| Task statement |
Scan the material for the word "first", and copy each line where it shows up.

(Records excerpted from a collection)
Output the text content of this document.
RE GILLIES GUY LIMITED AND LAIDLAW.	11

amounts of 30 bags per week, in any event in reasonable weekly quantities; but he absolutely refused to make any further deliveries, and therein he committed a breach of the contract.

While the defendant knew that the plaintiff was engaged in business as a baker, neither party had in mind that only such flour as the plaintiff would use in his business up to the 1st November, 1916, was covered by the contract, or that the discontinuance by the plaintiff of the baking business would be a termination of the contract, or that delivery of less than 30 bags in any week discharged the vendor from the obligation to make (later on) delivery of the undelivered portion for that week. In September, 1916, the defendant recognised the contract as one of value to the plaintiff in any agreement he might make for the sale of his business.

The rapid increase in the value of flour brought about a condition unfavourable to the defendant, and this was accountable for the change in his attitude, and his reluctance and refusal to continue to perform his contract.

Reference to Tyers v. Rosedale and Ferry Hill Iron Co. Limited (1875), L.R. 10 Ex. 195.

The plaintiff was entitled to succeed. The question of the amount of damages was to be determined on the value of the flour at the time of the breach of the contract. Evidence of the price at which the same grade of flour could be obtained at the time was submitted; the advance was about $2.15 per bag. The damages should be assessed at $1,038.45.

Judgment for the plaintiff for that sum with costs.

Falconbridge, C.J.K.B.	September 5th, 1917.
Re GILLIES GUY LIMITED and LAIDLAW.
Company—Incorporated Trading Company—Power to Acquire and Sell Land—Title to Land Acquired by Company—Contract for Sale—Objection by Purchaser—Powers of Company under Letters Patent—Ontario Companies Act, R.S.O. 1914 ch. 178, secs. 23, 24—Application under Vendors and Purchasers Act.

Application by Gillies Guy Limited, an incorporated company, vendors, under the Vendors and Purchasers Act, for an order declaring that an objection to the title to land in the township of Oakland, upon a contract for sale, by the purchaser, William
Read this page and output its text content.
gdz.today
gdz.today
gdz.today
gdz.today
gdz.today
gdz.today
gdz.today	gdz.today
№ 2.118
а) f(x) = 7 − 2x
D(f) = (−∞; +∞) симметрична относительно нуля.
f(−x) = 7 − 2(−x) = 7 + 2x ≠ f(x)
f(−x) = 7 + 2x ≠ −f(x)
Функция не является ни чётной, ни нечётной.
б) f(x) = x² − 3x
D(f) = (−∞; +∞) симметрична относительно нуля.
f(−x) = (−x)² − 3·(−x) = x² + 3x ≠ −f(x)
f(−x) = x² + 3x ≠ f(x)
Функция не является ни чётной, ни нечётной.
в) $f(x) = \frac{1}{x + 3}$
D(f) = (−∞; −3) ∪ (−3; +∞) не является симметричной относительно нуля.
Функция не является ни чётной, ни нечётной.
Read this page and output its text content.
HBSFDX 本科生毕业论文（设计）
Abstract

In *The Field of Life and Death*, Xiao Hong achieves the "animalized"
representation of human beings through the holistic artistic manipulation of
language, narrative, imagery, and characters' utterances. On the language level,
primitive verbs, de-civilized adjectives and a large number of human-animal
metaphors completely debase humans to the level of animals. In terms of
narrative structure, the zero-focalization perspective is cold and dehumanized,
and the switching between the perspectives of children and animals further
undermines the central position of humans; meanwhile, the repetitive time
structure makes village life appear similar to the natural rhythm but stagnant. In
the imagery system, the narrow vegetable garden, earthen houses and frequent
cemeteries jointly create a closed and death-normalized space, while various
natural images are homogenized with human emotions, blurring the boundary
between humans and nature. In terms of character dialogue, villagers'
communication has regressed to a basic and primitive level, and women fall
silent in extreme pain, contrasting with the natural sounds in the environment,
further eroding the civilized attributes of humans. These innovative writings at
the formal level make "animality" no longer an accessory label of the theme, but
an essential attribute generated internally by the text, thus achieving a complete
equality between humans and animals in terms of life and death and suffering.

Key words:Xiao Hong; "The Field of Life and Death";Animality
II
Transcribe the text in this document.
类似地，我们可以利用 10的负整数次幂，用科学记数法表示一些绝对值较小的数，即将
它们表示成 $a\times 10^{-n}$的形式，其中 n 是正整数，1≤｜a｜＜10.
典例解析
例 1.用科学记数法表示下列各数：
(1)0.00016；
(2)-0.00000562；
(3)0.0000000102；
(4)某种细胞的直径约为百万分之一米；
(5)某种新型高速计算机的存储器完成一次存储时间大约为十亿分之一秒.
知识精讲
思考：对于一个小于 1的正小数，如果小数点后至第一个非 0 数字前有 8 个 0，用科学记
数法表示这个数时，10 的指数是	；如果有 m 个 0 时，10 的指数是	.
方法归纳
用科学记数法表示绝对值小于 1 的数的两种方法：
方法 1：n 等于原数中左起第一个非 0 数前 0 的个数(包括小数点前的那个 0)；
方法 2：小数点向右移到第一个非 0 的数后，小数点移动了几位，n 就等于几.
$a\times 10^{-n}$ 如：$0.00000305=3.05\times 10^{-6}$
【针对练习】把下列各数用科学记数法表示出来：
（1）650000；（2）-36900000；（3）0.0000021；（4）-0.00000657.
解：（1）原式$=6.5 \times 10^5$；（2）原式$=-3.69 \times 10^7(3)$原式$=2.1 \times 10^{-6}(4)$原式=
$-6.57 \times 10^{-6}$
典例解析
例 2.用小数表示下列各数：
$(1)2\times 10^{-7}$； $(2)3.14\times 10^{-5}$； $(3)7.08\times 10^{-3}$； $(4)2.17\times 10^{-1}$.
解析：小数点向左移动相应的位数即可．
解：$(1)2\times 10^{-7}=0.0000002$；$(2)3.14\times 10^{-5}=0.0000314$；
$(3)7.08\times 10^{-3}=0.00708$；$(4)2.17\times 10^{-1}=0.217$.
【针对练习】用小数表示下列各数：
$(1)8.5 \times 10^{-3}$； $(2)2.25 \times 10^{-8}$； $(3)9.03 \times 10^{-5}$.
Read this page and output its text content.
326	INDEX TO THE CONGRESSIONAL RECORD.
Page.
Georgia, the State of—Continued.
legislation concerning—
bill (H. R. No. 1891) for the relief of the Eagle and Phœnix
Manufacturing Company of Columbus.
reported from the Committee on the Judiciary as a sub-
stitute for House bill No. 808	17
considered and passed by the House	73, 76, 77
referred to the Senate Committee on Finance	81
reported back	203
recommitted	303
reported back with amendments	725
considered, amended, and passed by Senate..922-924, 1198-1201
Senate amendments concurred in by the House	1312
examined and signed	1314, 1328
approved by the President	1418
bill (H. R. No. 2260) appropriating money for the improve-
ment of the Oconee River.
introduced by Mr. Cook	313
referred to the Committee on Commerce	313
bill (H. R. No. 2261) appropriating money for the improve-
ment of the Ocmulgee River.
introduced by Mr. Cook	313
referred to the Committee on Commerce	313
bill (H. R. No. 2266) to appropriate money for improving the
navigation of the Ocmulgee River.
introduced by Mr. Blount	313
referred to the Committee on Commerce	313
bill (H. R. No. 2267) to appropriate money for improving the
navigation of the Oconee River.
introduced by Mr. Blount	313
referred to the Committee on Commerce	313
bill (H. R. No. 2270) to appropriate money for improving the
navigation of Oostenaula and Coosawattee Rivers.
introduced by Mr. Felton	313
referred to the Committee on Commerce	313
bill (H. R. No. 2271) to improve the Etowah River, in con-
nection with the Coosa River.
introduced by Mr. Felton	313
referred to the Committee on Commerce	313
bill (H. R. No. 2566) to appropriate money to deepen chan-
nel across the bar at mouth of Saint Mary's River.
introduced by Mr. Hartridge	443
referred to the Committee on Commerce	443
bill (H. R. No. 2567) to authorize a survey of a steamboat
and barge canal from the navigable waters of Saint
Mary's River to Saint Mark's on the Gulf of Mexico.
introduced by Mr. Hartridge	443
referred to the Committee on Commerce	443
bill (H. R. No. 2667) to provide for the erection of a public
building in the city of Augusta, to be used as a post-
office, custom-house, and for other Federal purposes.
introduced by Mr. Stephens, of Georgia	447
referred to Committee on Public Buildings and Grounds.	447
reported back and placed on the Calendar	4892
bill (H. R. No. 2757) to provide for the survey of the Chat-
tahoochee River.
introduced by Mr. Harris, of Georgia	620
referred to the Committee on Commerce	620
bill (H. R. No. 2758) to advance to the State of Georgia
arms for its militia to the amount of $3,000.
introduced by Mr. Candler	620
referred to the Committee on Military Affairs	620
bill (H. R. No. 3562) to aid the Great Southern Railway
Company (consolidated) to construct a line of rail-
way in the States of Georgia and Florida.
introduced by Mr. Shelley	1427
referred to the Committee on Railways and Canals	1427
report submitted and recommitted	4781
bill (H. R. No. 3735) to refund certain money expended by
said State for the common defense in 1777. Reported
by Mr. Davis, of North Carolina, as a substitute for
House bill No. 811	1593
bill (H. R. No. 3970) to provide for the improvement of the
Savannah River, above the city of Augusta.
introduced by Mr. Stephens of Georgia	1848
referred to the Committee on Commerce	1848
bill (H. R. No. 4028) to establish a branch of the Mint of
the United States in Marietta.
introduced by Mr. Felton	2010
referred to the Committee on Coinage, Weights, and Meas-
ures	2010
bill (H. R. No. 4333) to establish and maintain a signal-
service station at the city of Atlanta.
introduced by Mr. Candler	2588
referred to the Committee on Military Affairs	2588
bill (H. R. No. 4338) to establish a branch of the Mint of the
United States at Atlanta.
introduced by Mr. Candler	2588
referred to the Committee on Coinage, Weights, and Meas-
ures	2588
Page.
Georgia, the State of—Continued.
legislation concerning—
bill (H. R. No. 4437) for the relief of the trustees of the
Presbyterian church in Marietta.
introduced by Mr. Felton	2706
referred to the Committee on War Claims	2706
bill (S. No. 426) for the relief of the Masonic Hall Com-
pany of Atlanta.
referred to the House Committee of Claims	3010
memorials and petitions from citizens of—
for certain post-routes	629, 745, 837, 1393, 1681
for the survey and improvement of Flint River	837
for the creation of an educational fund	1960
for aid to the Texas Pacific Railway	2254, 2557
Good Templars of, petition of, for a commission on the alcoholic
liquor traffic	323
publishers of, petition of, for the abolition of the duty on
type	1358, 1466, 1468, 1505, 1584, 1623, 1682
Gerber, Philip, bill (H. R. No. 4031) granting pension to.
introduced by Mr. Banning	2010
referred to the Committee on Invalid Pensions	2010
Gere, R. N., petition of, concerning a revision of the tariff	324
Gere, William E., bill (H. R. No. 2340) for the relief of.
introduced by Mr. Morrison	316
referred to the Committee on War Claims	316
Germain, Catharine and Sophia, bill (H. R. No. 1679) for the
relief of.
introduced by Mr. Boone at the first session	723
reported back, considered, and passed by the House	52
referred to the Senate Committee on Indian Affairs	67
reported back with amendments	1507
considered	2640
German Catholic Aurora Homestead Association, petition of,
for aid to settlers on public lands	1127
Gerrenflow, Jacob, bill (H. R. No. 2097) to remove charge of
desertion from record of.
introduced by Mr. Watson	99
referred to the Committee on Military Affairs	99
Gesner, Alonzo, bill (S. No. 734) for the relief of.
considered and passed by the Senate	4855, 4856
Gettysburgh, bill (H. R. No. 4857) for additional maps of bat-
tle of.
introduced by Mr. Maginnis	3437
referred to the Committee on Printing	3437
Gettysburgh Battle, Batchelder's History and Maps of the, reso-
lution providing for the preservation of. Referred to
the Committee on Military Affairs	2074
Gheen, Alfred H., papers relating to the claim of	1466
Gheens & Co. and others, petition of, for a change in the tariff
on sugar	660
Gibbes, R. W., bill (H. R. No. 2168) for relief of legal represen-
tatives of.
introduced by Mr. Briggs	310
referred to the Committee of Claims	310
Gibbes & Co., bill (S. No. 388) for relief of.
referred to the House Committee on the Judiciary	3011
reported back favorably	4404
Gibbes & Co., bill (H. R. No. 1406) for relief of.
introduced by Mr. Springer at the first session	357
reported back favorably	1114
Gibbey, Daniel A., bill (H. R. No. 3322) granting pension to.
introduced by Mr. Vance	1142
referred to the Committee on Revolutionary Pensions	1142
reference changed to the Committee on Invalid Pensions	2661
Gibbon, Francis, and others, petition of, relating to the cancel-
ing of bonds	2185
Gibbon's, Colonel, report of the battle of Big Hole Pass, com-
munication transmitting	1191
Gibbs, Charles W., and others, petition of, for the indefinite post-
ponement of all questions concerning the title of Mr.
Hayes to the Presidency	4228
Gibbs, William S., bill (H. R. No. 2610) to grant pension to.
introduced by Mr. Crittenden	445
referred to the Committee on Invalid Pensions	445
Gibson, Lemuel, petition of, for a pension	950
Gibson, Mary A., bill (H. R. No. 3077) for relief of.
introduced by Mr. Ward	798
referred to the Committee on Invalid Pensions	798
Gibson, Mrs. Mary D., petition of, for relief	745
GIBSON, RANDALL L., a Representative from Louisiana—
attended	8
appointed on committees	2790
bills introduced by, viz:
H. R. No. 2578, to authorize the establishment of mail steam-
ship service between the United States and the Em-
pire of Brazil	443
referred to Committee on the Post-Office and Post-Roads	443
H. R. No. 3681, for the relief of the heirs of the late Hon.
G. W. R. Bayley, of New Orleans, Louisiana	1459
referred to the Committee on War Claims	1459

| Solution to this problem |
introduced by Mr. Boone at the first session	723
introduced by Mr. Springer at the first session	357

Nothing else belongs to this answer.